_Aim_. Your task is to print all of the material verbatim.

>> BEGIN

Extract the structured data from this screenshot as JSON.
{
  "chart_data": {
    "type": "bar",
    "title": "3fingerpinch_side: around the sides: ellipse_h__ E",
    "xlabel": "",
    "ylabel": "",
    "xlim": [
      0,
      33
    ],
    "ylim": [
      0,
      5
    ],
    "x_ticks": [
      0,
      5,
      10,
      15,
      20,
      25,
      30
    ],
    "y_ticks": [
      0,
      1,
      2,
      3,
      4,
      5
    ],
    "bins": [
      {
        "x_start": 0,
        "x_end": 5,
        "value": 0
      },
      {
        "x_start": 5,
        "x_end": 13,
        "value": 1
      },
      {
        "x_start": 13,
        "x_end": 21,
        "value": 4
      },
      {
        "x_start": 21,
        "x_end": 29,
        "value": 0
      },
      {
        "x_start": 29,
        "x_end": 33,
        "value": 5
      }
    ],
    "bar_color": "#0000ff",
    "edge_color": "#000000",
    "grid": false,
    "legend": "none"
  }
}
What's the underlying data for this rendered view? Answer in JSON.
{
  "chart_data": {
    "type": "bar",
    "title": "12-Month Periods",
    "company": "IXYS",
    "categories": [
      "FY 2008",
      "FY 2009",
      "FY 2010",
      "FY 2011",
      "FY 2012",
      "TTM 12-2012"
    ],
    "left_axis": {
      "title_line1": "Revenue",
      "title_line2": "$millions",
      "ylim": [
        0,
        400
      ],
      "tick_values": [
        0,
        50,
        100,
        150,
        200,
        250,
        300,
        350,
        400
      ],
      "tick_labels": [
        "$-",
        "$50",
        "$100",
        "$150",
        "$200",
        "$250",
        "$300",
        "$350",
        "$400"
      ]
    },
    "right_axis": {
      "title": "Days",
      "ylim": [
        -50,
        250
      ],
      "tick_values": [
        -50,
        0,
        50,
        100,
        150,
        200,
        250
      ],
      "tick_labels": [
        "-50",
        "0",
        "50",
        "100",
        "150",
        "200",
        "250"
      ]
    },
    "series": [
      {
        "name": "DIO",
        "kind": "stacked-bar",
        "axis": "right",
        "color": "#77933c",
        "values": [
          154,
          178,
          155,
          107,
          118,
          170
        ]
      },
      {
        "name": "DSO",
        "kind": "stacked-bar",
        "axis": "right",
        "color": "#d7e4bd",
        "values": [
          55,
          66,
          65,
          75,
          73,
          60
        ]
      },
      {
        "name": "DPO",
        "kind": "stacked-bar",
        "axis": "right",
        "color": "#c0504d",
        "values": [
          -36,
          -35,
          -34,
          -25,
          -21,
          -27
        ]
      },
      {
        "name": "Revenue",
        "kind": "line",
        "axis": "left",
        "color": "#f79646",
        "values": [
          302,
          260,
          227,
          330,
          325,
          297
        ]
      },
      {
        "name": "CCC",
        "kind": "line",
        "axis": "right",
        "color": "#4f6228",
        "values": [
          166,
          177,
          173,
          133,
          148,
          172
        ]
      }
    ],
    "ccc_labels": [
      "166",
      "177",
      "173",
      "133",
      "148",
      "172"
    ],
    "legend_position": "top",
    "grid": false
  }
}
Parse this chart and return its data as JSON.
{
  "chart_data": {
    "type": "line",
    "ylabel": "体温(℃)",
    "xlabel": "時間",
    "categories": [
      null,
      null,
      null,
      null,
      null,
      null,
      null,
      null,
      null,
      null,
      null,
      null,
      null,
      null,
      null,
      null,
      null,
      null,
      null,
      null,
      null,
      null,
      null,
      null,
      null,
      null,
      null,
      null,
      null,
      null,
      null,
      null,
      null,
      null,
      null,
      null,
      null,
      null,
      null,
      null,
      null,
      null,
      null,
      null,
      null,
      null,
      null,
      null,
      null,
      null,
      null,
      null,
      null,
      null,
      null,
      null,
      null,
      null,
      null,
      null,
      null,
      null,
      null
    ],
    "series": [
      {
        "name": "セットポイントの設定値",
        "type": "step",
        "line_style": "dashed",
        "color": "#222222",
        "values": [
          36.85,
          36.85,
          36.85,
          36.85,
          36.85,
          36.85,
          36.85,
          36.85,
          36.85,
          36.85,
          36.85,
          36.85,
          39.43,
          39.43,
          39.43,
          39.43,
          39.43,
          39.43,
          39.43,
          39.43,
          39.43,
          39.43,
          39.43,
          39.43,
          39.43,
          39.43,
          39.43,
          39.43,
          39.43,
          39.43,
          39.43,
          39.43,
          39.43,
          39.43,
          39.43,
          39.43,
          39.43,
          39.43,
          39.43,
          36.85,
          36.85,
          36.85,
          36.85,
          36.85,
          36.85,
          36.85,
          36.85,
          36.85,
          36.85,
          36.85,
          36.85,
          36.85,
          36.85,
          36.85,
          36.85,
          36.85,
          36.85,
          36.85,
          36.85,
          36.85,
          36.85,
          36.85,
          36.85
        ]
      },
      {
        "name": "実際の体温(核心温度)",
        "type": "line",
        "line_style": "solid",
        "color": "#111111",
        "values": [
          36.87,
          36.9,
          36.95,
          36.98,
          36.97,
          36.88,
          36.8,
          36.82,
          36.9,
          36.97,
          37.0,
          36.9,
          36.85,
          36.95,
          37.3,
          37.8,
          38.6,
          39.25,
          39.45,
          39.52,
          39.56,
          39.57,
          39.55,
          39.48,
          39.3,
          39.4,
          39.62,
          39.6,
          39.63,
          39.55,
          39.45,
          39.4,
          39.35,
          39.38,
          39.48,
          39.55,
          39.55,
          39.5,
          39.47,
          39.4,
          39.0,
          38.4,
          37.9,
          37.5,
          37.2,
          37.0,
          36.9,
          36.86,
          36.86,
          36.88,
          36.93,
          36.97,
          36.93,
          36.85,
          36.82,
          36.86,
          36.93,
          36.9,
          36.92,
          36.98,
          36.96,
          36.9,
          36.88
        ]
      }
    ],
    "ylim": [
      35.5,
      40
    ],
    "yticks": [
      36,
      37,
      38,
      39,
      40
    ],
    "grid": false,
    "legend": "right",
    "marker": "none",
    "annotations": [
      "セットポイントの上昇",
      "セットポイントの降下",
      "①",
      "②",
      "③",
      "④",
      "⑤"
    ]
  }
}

>> END

_Task solution_.
Extract the structured data from this screenshot as JSON.
{
  "chart_data": {
    "type": "bar",
    "title": "3fingerpinch_side: around the sides: ellipse_h__ E",
    "xlabel": "",
    "ylabel": "",
    "xlim": [
      0,
      33
    ],
    "ylim": [
      0,
      5
    ],
    "x_ticks": [
      0,
      5,
      10,
      15,
      20,
      25,
      30
    ],
    "y_ticks": [
      0,
      1,
      2,
      3,
      4,
      5
    ],
    "bins": [
      {
        "x_start": 0,
        "x_end": 5,
        "value": 0
      },
      {
        "x_start": 5,
        "x_end": 13,
        "value": 1
      },
      {
        "x_start": 13,
        "x_end": 21,
        "value": 4
      },
      {
        "x_start": 21,
        "x_end": 29,
        "value": 0
      },
      {
        "x_start": 29,
        "x_end": 33,
        "value": 5
      }
    ],
    "bar_color": "#0000ff",
    "edge_color": "#000000",
    "grid": false,
    "legend": "none"
  }
}
What's the underlying data for this rendered view? Answer in JSON.
{
  "chart_data": {
    "type": "bar",
    "title": "12-Month Periods",
    "company": "IXYS",
    "categories": [
      "FY 2008",
      "FY 2009",
      "FY 2010",
      "FY 2011",
      "FY 2012",
      "TTM 12-2012"
    ],
    "left_axis": {
      "title_line1": "Revenue",
      "title_line2": "$millions",
      "ylim": [
        0,
        400
      ],
      "tick_values": [
        0,
        50,
        100,
        150,
        200,
        250,
        300,
        350,
        400
      ],
      "tick_labels": [
        "$-",
        "$50",
        "$100",
        "$150",
        "$200",
        "$250",
        "$300",
        "$350",
        "$400"
      ]
    },
    "right_axis": {
      "title": "Days",
      "ylim": [
        -50,
        250
      ],
      "tick_values": [
        -50,
        0,
        50,
        100,
        150,
        200,
        250
      ],
      "tick_labels": [
        "-50",
        "0",
        "50",
        "100",
        "150",
        "200",
        "250"
      ]
    },
    "series": [
      {
        "name": "DIO",
        "kind": "stacked-bar",
        "axis": "right",
        "color": "#77933c",
        "values": [
          154,
          178,
          155,
          107,
          118,
          170
        ]
      },
      {
        "name": "DSO",
        "kind": "stacked-bar",
        "axis": "right",
        "color": "#d7e4bd",
        "values": [
          55,
          66,
          65,
          75,
          73,
          60
        ]
      },
      {
        "name": "DPO",
        "kind": "stacked-bar",
        "axis": "right",
        "color": "#c0504d",
        "values": [
          -36,
          -35,
          -34,
          -25,
          -21,
          -27
        ]
      },
      {
        "name": "Revenue",
        "kind": "line",
        "axis": "left",
        "color": "#f79646",
        "values": [
          302,
          260,
          227,
          330,
          325,
          297
        ]
      },
      {
        "name": "CCC",
        "kind": "line",
        "axis": "right",
        "color": "#4f6228",
        "values": [
          166,
          177,
          173,
          133,
          148,
          172
        ]
      }
    ],
    "ccc_labels": [
      "166",
      "177",
      "173",
      "133",
      "148",
      "172"
    ],
    "legend_position": "top",
    "grid": false
  }
}
Parse this chart and return its data as JSON.
{
  "chart_data": {
    "type": "line",
    "ylabel": "体温(℃)",
    "xlabel": "時間",
    "categories": [
      null,
      null,
      null,
      null,
      null,
      null,
      null,
      null,
      null,
      null,
      null,
      null,
      null,
      null,
      null,
      null,
      null,
      null,
      null,
      null,
      null,
      null,
      null,
      null,
      null,
      null,
      null,
      null,
      null,
      null,
      null,
      null,
      null,
      null,
      null,
      null,
      null,
      null,
      null,
      null,
      null,
      null,
      null,
      null,
      null,
      null,
      null,
      null,
      null,
      null,
      null,
      null,
      null,
      null,
      null,
      null,
      null,
      null,
      null,
      null,
      null,
      null,
      null
    ],
    "series": [
      {
        "name": "セットポイントの設定値",
        "type": "step",
        "line_style": "dashed",
        "color": "#222222",
        "values": [
          36.85,
          36.85,
          36.85,
          36.85,
          36.85,
          36.85,
          36.85,
          36.85,
          36.85,
          36.85,
          36.85,
          36.85,
          39.43,
          39.43,
          39.43,
          39.43,
          39.43,
          39.43,
          39.43,
          39.43,
          39.43,
          39.43,
          39.43,
          39.43,
          39.43,
          39.43,
          39.43,
          39.43,
          39.43,
          39.43,
          39.43,
          39.43,
          39.43,
          39.43,
          39.43,
          39.43,
          39.43,
          39.43,
          39.43,
          36.85,
          36.85,
          36.85,
          36.85,
          36.85,
          36.85,
          36.85,
          36.85,
          36.85,
          36.85,
          36.85,
          36.85,
          36.85,
          36.85,
          36.85,
          36.85,
          36.85,
          36.85,
          36.85,
          36.85,
          36.85,
          36.85,
          36.85,
          36.85
        ]
      },
      {
        "name": "実際の体温(核心温度)",
        "type": "line",
        "line_style": "solid",
        "color": "#111111",
        "values": [
          36.87,
          36.9,
          36.95,
          36.98,
          36.97,
          36.88,
          36.8,
          36.82,
          36.9,
          36.97,
          37.0,
          36.9,
          36.85,
          36.95,
          37.3,
          37.8,
          38.6,
          39.25,
          39.45,
          39.52,
          39.56,
          39.57,
          39.55,
          39.48,
          39.3,
          39.4,
          39.62,
          39.6,
          39.63,
          39.55,
          39.45,
          39.4,
          39.35,
          39.38,
          39.48,
          39.55,
          39.55,
          39.5,
          39.47,
          39.4,
          39.0,
          38.4,
          37.9,
          37.5,
          37.2,
          37.0,
          36.9,
          36.86,
          36.86,
          36.88,
          36.93,
          36.97,
          36.93,
          36.85,
          36.82,
          36.86,
          36.93,
          36.9,
          36.92,
          36.98,
          36.96,
          36.9,
          36.88
        ]
      }
    ],
    "ylim": [
      35.5,
      40
    ],
    "yticks": [
      36,
      37,
      38,
      39,
      40
    ],
    "grid": false,
    "legend": "right",
    "marker": "none",
    "annotations": [
      "セットポイントの上昇",
      "セットポイントの降下",
      "①",
      "②",
      "③",
      "④",
      "⑤"
    ]
  }
}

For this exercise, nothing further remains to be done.